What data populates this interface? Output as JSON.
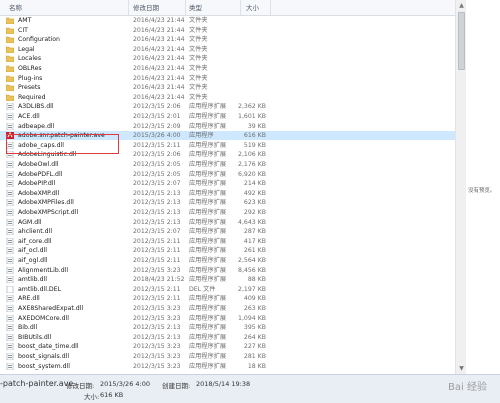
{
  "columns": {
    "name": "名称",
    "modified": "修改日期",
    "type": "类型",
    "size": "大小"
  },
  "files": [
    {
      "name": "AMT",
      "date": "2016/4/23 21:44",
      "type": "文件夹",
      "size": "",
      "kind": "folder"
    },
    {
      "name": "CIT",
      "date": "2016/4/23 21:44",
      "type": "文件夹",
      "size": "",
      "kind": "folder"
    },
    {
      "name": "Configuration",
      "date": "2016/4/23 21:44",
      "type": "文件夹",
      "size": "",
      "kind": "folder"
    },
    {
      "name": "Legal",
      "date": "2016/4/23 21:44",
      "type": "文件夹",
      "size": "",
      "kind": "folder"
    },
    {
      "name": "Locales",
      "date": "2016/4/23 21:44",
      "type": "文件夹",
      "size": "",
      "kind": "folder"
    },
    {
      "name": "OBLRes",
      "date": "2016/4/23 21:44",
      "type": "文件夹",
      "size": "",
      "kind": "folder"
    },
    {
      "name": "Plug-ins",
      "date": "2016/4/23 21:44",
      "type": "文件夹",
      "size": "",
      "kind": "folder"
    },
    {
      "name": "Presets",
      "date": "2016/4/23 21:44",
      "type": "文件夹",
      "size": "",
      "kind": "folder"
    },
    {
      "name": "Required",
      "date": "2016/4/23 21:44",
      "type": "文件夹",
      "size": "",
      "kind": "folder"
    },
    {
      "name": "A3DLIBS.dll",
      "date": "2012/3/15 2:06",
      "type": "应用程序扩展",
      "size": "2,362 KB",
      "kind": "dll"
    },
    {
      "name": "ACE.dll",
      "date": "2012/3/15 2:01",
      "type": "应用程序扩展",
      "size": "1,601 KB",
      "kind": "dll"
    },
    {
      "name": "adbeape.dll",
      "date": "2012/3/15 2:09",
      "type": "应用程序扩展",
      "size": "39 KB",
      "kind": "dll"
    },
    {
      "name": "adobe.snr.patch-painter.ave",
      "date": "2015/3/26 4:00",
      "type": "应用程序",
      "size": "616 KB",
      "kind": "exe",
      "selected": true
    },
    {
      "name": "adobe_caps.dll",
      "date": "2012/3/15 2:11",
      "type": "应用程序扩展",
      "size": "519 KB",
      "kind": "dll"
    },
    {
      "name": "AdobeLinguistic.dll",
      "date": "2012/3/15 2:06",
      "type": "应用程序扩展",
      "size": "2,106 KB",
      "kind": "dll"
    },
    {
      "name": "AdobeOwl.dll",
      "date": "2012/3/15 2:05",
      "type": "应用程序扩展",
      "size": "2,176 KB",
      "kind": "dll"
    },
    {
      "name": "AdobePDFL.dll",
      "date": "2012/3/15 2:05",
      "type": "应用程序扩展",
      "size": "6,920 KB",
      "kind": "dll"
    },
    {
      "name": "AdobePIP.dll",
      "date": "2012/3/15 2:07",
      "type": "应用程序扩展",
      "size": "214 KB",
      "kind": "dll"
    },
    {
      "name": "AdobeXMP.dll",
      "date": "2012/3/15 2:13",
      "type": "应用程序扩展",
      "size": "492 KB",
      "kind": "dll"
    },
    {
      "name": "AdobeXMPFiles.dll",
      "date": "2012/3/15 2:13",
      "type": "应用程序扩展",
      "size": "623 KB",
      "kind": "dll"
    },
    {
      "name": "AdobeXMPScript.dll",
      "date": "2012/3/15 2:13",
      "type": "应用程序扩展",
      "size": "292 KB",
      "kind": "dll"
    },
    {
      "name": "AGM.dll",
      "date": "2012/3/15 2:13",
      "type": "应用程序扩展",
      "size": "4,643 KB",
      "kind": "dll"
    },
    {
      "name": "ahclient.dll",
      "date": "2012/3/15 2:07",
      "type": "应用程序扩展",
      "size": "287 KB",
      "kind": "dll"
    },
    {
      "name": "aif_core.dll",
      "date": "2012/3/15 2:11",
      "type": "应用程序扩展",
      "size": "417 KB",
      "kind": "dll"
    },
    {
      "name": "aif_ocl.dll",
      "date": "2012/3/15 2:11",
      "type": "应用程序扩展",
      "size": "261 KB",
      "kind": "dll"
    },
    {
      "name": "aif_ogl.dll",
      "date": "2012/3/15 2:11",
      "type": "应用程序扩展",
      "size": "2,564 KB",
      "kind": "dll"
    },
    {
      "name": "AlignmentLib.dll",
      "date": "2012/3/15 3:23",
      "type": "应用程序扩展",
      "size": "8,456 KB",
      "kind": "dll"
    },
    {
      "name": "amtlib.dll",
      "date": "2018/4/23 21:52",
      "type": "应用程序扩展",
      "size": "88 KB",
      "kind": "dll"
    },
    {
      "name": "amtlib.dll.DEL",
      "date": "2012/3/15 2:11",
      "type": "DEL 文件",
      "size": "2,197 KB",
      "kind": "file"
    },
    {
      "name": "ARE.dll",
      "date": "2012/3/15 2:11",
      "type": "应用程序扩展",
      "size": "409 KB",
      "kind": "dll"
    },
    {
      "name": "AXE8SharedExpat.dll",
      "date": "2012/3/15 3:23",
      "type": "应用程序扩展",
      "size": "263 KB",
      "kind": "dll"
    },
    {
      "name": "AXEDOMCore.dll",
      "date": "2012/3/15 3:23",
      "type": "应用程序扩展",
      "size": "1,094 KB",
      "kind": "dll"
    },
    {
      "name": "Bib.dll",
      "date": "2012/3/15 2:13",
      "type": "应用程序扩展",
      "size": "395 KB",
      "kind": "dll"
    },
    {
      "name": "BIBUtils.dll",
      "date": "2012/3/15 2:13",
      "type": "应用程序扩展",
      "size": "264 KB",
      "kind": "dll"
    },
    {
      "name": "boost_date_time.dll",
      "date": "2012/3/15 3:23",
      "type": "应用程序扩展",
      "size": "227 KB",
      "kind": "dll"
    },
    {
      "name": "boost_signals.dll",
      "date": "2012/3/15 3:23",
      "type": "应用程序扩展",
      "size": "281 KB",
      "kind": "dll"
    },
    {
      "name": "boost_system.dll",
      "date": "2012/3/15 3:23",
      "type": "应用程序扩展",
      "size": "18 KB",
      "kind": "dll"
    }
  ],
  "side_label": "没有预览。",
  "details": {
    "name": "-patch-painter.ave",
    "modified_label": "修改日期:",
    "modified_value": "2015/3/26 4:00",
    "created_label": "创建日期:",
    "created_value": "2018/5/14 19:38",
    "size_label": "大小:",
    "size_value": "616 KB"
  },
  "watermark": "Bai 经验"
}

● **YOUR TASK**
Give the material again exactly as it is, but keep the pictures out.

● **SOLUTION TO THIS PROBLEM**
What data populates this interface? Output as JSON.
{
  "columns": {
    "name": "名称",
    "modified": "修改日期",
    "type": "类型",
    "size": "大小"
  },
  "files": [
    {
      "name": "AMT",
      "date": "2016/4/23 21:44",
      "type": "文件夹",
      "size": "",
      "kind": "folder"
    },
    {
      "name": "CIT",
      "date": "2016/4/23 21:44",
      "type": "文件夹",
      "size": "",
      "kind": "folder"
    },
    {
      "name": "Configuration",
      "date": "2016/4/23 21:44",
      "type": "文件夹",
      "size": "",
      "kind": "folder"
    },
    {
      "name": "Legal",
      "date": "2016/4/23 21:44",
      "type": "文件夹",
      "size": "",
      "kind": "folder"
    },
    {
      "name": "Locales",
      "date": "2016/4/23 21:44",
      "type": "文件夹",
      "size": "",
      "kind": "folder"
    },
    {
      "name": "OBLRes",
      "date": "2016/4/23 21:44",
      "type": "文件夹",
      "size": "",
      "kind": "folder"
    },
    {
      "name": "Plug-ins",
      "date": "2016/4/23 21:44",
      "type": "文件夹",
      "size": "",
      "kind": "folder"
    },
    {
      "name": "Presets",
      "date": "2016/4/23 21:44",
      "type": "文件夹",
      "size": "",
      "kind": "folder"
    },
    {
      "name": "Required",
      "date": "2016/4/23 21:44",
      "type": "文件夹",
      "size": "",
      "kind": "folder"
    },
    {
      "name": "A3DLIBS.dll",
      "date": "2012/3/15 2:06",
      "type": "应用程序扩展",
      "size": "2,362 KB",
      "kind": "dll"
    },
    {
      "name": "ACE.dll",
      "date": "2012/3/15 2:01",
      "type": "应用程序扩展",
      "size": "1,601 KB",
      "kind": "dll"
    },
    {
      "name": "adbeape.dll",
      "date": "2012/3/15 2:09",
      "type": "应用程序扩展",
      "size": "39 KB",
      "kind": "dll"
    },
    {
      "name": "adobe.snr.patch-painter.ave",
      "date": "2015/3/26 4:00",
      "type": "应用程序",
      "size": "616 KB",
      "kind": "exe",
      "selected": true
    },
    {
      "name": "adobe_caps.dll",
      "date": "2012/3/15 2:11",
      "type": "应用程序扩展",
      "size": "519 KB",
      "kind": "dll"
    },
    {
      "name": "AdobeLinguistic.dll",
      "date": "2012/3/15 2:06",
      "type": "应用程序扩展",
      "size": "2,106 KB",
      "kind": "dll"
    },
    {
      "name": "AdobeOwl.dll",
      "date": "2012/3/15 2:05",
      "type": "应用程序扩展",
      "size": "2,176 KB",
      "kind": "dll"
    },
    {
      "name": "AdobePDFL.dll",
      "date": "2012/3/15 2:05",
      "type": "应用程序扩展",
      "size": "6,920 KB",
      "kind": "dll"
    },
    {
      "name": "AdobePIP.dll",
      "date": "2012/3/15 2:07",
      "type": "应用程序扩展",
      "size": "214 KB",
      "kind": "dll"
    },
    {
      "name": "AdobeXMP.dll",
      "date": "2012/3/15 2:13",
      "type": "应用程序扩展",
      "size": "492 KB",
      "kind": "dll"
    },
    {
      "name": "AdobeXMPFiles.dll",
      "date": "2012/3/15 2:13",
      "type": "应用程序扩展",
      "size": "623 KB",
      "kind": "dll"
    },
    {
      "name": "AdobeXMPScript.dll",
      "date": "2012/3/15 2:13",
      "type": "应用程序扩展",
      "size": "292 KB",
      "kind": "dll"
    },
    {
      "name": "AGM.dll",
      "date": "2012/3/15 2:13",
      "type": "应用程序扩展",
      "size": "4,643 KB",
      "kind": "dll"
    },
    {
      "name": "ahclient.dll",
      "date": "2012/3/15 2:07",
      "type": "应用程序扩展",
      "size": "287 KB",
      "kind": "dll"
    },
    {
      "name": "aif_core.dll",
      "date": "2012/3/15 2:11",
      "type": "应用程序扩展",
      "size": "417 KB",
      "kind": "dll"
    },
    {
      "name": "aif_ocl.dll",
      "date": "2012/3/15 2:11",
      "type": "应用程序扩展",
      "size": "261 KB",
      "kind": "dll"
    },
    {
      "name": "aif_ogl.dll",
      "date": "2012/3/15 2:11",
      "type": "应用程序扩展",
      "size": "2,564 KB",
      "kind": "dll"
    },
    {
      "name": "AlignmentLib.dll",
      "date": "2012/3/15 3:23",
      "type": "应用程序扩展",
      "size": "8,456 KB",
      "kind": "dll"
    },
    {
      "name": "amtlib.dll",
      "date": "2018/4/23 21:52",
      "type": "应用程序扩展",
      "size": "88 KB",
      "kind": "dll"
    },
    {
      "name": "amtlib.dll.DEL",
      "date": "2012/3/15 2:11",
      "type": "DEL 文件",
      "size": "2,197 KB",
      "kind": "file"
    },
    {
      "name": "ARE.dll",
      "date": "2012/3/15 2:11",
      "type": "应用程序扩展",
      "size": "409 KB",
      "kind": "dll"
    },
    {
      "name": "AXE8SharedExpat.dll",
      "date": "2012/3/15 3:23",
      "type": "应用程序扩展",
      "size": "263 KB",
      "kind": "dll"
    },
    {
      "name": "AXEDOMCore.dll",
      "date": "2012/3/15 3:23",
      "type": "应用程序扩展",
      "size": "1,094 KB",
      "kind": "dll"
    },
    {
      "name": "Bib.dll",
      "date": "2012/3/15 2:13",
      "type": "应用程序扩展",
      "size": "395 KB",
      "kind": "dll"
    },
    {
      "name": "BIBUtils.dll",
      "date": "2012/3/15 2:13",
      "type": "应用程序扩展",
      "size": "264 KB",
      "kind": "dll"
    },
    {
      "name": "boost_date_time.dll",
      "date": "2012/3/15 3:23",
      "type": "应用程序扩展",
      "size": "227 KB",
      "kind": "dll"
    },
    {
      "name": "boost_signals.dll",
      "date": "2012/3/15 3:23",
      "type": "应用程序扩展",
      "size": "281 KB",
      "kind": "dll"
    },
    {
      "name": "boost_system.dll",
      "date": "2012/3/15 3:23",
      "type": "应用程序扩展",
      "size": "18 KB",
      "kind": "dll"
    }
  ],
  "side_label": "没有预览。",
  "details": {
    "name": "-patch-painter.ave",
    "modified_label": "修改日期:",
    "modified_value": "2015/3/26 4:00",
    "created_label": "创建日期:",
    "created_value": "2018/5/14 19:38",
    "size_label": "大小:",
    "size_value": "616 KB"
  },
  "watermark": "Bai 经验"
}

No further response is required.